> Tasks and exercises
- A) In the forum thread on Baghera wine auctions, what does one commenter state as rule no. 1?
- B) Resume the forum thread on Baghera wine auctions, starting after its last sentence.

> Passage provided

___

ANOTHER URGENT WARNING ABOUT BAGHERA WINE AUCTIONS IN GENEVA

Thanks for the wonderful post, especially the info about Yquem. I would love to hear more about what you generally look for to determine authenticity in person, though I don’t buy the really high end stuff (100 year-old Yquem will never be in my price range). I would love to know more about whether more recent stuff (ie. late 80s Yquem) has also been counterfeited or whether it is the truly >$1000 bottles.

Rule no 1: never buy at auction. The end.

Thanks Don.

Dan

Great work, Don. Thank you again

Don–Very interesting post; thanks for all the details. A couple of questions:

  1. Is the secondary market still seeing a lot of former Rudy K. bottles show up?

  2. I’ve not heard of this auction house before, and you mentioned this is only their second auction. Given the volume of fake/questionable wines that must be out there, and given the greater scrutiny that better auction houses are giving to old/rare bottles, are newer auction houses springing up as a vehicle for offloading fake/questionable bottles?

Bruce

some are bought by retailers who in turn resell.

And restaurants buy at auctions, and resells, sometimes even without food.
Many weird bottles lying dormant all over the world, waiting to enter the circulation again, or to get drunk by the true victim, the last buyer, He/She that drinks, in stead of reselling.

-Soren.

Wanted to go to the auction tomorrow. I am tempted to print out your post a few hundred times and hand it out to visitors of the auction ( until I get arrested - that would be berserking at its best [training.gif] )

Cheers
Christian

Awesome effort! Thanks touch for sharing this information.

Don’t mess with Don!! Great work to expose these fraudulent bottles.

I honestly thought as I started to read it that they had sourced all their wine from a Swedish Nobleman’s Cellar…

If you do that, please let us know how it went. (Is there internet access in a Swiss jail??) [snort.gif] :wink:

Bruce-
The sad reality is that all of the Rudy K, and Hardy Rodenstock, and Italian made DRC, and counterfeit large format 1945 DRC RC, and all the rest of the fine and rare counterfeit wine- is still on the market and being continually circulated.

___

> Given material
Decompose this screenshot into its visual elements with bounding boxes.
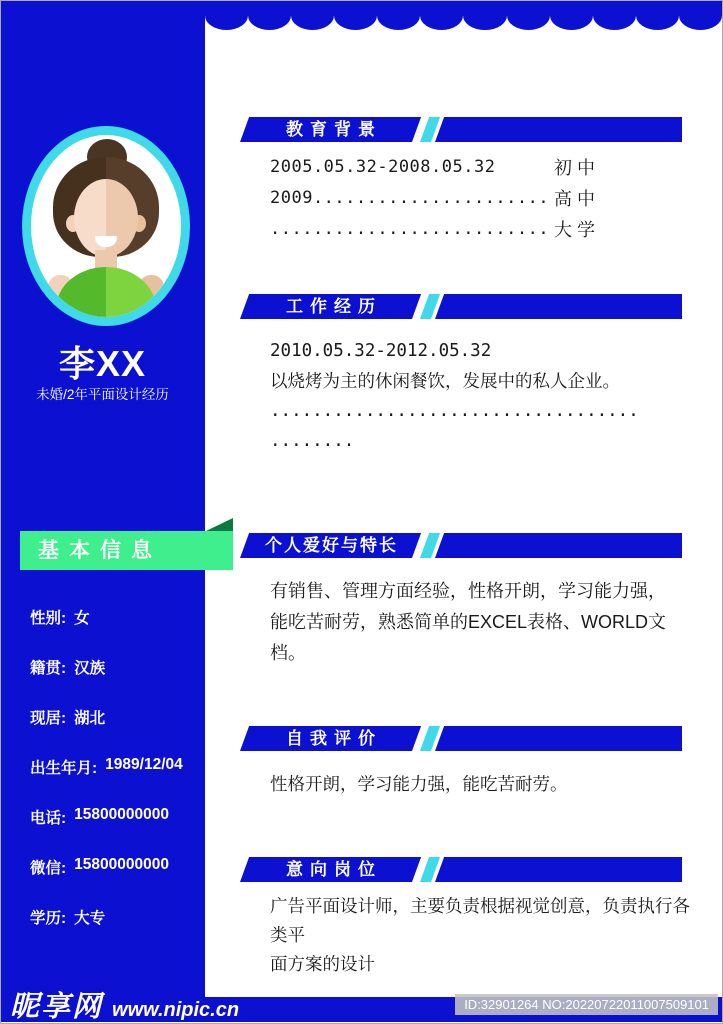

___

> Task responses
- A) Never buy at auction.

- B)
In fact, these counterfeits have become a cottage industry, and a source of double revenue for the sellers - THE VAST MAJORITY OF WHOM ARE BROKERS AND RETAILERS.

What all the unscrupulous vendors do is agree to compensate for bad purchases at purchase price (value of the bottle years ago sometimes) and take the bottles back. Then they resell them at today’s full market value. Despite having reports about the details of why the bottles are counterfeit…

Have you ever heard that Acker “destroyed” the Rudy counterfeit bottles that were returned? Has any vendor ever made a public spectacle of standing up for the good of the consumer, or the market and destroying counterfeits? NO, you haven’t. Because they don’t.

All these counterfeits are out there, and being sold and resold. And again- it is mostly by brokers, and shady retailers! At least people are monitoring auctions. There is no way to monitor the grey market.

MD

I would also call into question the lots of 1967 d’Yquem (lots 580 and 581), the color is much lighter than any bottles I have seen recently. The 1976 d’Yquem (lots 582, 583, 584 and 585 although only one lot is pictured) also looks impossibly light.

Is Baghera French for Spectrum?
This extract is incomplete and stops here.